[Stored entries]

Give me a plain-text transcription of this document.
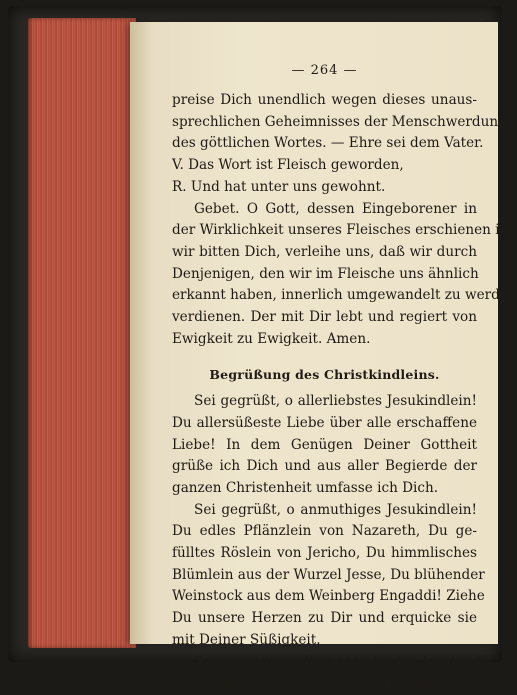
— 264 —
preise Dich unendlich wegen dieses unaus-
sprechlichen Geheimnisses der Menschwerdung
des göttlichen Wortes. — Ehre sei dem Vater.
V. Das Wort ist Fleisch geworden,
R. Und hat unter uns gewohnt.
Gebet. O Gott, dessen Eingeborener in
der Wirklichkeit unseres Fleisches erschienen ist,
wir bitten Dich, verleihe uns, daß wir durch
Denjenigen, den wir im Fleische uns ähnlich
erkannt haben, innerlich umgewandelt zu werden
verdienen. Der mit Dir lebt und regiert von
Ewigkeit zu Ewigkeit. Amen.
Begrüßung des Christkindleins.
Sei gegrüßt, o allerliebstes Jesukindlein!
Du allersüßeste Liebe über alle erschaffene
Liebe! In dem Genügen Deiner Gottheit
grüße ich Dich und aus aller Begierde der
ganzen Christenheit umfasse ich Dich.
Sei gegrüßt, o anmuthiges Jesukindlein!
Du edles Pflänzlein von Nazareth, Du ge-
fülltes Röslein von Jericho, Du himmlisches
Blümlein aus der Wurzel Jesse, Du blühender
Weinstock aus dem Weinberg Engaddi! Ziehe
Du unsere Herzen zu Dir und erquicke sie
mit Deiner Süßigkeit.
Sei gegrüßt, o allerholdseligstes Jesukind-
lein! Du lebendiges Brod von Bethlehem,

**STATED TASK:** Do not copy the pictures, but repeat every line exactly.

**RESULT:**
Give me a plain-text transcription of this document.
— 264 —
preise Dich unendlich wegen dieses unaus-
sprechlichen Geheimnisses der Menschwerdung
des göttlichen Wortes. — Ehre sei dem Vater.
V. Das Wort ist Fleisch geworden,
R. Und hat unter uns gewohnt.
Gebet. O Gott, dessen Eingeborener in
der Wirklichkeit unseres Fleisches erschienen ist,
wir bitten Dich, verleihe uns, daß wir durch
Denjenigen, den wir im Fleische uns ähnlich
erkannt haben, innerlich umgewandelt zu werden
verdienen. Der mit Dir lebt und regiert von
Ewigkeit zu Ewigkeit. Amen.
Begrüßung des Christkindleins.
Sei gegrüßt, o allerliebstes Jesukindlein!
Du allersüßeste Liebe über alle erschaffene
Liebe! In dem Genügen Deiner Gottheit
grüße ich Dich und aus aller Begierde der
ganzen Christenheit umfasse ich Dich.
Sei gegrüßt, o anmuthiges Jesukindlein!
Du edles Pflänzlein von Nazareth, Du ge-
fülltes Röslein von Jericho, Du himmlisches
Blümlein aus der Wurzel Jesse, Du blühender
Weinstock aus dem Weinberg Engaddi! Ziehe
Du unsere Herzen zu Dir und erquicke sie
mit Deiner Süßigkeit.
Sei gegrüßt, o allerholdseligstes Jesukind-
lein! Du lebendiges Brod von Bethlehem,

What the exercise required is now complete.